**Given information**
※

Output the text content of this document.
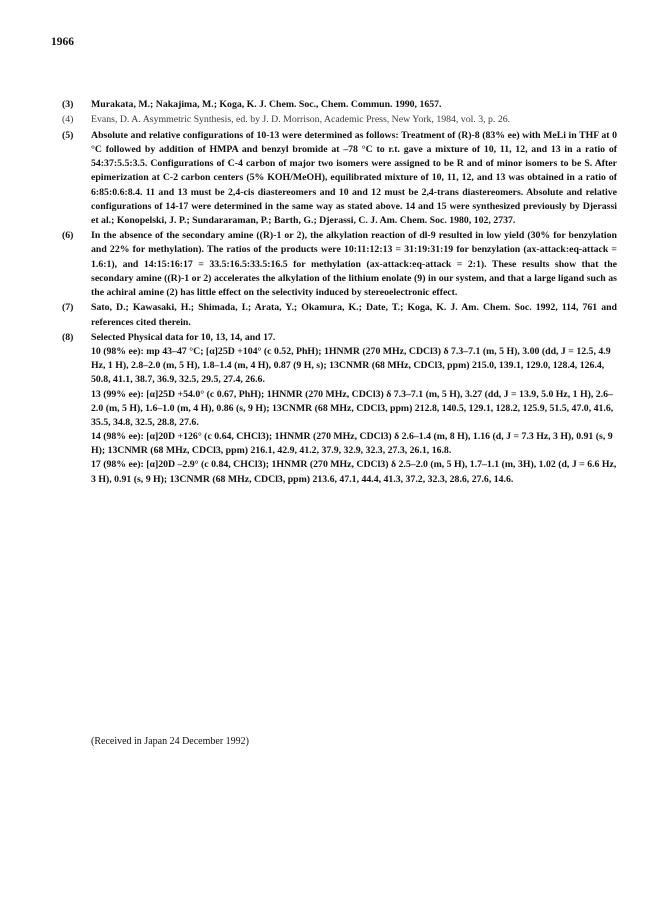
1966
(3)	Murakata, M.; Nakajima, M.; Koga, K. J. Chem. Soc., Chem. Commun. 1990, 1657.
(4)	Evans, D. A. Asymmetric Synthesis, ed. by J. D. Morrison, Academic Press, New York, 1984, vol. 3, p. 26.
(5)	Absolute and relative configurations of 10-13 were determined as follows: Treatment of (R)-8 (83% ee) with MeLi in THF at 0 °C followed by addition of HMPA and benzyl bromide at –78 °C to r.t. gave a mixture of 10, 11, 12, and 13 in a ratio of 54:37:5.5:3.5. Configurations of C-4 carbon of major two isomers were assigned to be R and of minor isomers to be S. After epimerization at C-2 carbon centers (5% KOH/MeOH), equilibrated mixture of 10, 11, 12, and 13 was obtained in a ratio of 6:85:0.6:8.4. 11 and 13 must be 2,4-cis diastereomers and 10 and 12 must be 2,4-trans diastereomers. Absolute and relative configurations of 14-17 were determined in the same way as stated above. 14 and 15 were synthesized previously by Djerassi et al.; Konopelski, J. P.; Sundararaman, P.; Barth, G.; Djerassi, C. J. Am. Chem. Soc. 1980, 102, 2737.
(6)	In the absence of the secondary amine ((R)-1 or 2), the alkylation reaction of dl-9 resulted in low yield (30% for benzylation and 22% for methylation). The ratios of the products were 10:11:12:13 = 31:19:31:19 for benzylation (ax-attack:eq-attack = 1.6:1), and 14:15:16:17 = 33.5:16.5:33.5:16.5 for methylation (ax-attack:eq-attack = 2:1). These results show that the secondary amine ((R)-1 or 2) accelerates the alkylation of the lithium enolate (9) in our system, and that a large ligand such as the achiral amine (2) has little effect on the selectivity induced by stereoelectronic effect.
(7)	Sato, D.; Kawasaki, H.; Shimada, I.; Arata, Y.; Okamura, K.; Date, T.; Koga, K. J. Am. Chem. Soc. 1992, 114, 761 and references cited therein.
(8)	Selected Physical data for 10, 13, 14, and 17.
10 (98% ee): mp 43–47 °C; [α]25D +104° (c 0.52, PhH); 1HNMR (270 MHz, CDCl3) δ 7.3–7.1 (m, 5 H), 3.00 (dd, J = 12.5, 4.9 Hz, 1 H), 2.8–2.0 (m, 5 H), 1.8–1.4 (m, 4 H), 0.87 (9 H, s); 13CNMR (68 MHz, CDCl3, ppm) 215.0, 139.1, 129.0, 128.4, 126.4, 50.8, 41.1, 38.7, 36.9, 32.5, 29.5, 27.4, 26.6.
13 (99% ee): [α]25D +54.0° (c 0.67, PhH); 1HNMR (270 MHz, CDCl3) δ 7.3–7.1 (m, 5 H), 3.27 (dd, J = 13.9, 5.0 Hz, 1 H), 2.6–2.0 (m, 5 H), 1.6–1.0 (m, 4 H), 0.86 (s, 9 H); 13CNMR (68 MHz, CDCl3, ppm) 212.8, 140.5, 129.1, 128.2, 125.9, 51.5, 47.0, 41.6, 35.5, 34.8, 32.5, 28.8, 27.6.
14 (98% ee): [α]20D +126° (c 0.64, CHCl3); 1HNMR (270 MHz, CDCl3) δ 2.6–1.4 (m, 8 H), 1.16 (d, J = 7.3 Hz, 3 H), 0.91 (s, 9 H); 13CNMR (68 MHz, CDCl3, ppm) 216.1, 42.9, 41.2, 37.9, 32.9, 32.3, 27.3, 26.1, 16.8.
17 (98% ee): [α]20D –2.9° (c 0.84, CHCl3); 1HNMR (270 MHz, CDCl3) δ 2.5–2.0 (m, 5 H), 1.7–1.1 (m, 3H), 1.02 (d, J = 6.6 Hz, 3 H), 0.91 (s, 9 H); 13CNMR (68 MHz, CDCl3, ppm) 213.6, 47.1, 44.4, 41.3, 37.2, 32.3, 28.6, 27.6, 14.6.
(Received in Japan 24 December 1992)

※

**Aim**
Gather up every line in the data above that contains the word "Koga", copying each one.

**Answer to this problem**
(3)	Murakata, M.; Nakajima, M.; Koga, K. J. Chem. Soc., Chem. Commun. 1990, 1657.
(7)	Sato, D.; Kawasaki, H.; Shimada, I.; Arata, Y.; Okamura, K.; Date, T.; Koga, K. J. Am. Chem. Soc. 1992, 114, 761 and references cited therein.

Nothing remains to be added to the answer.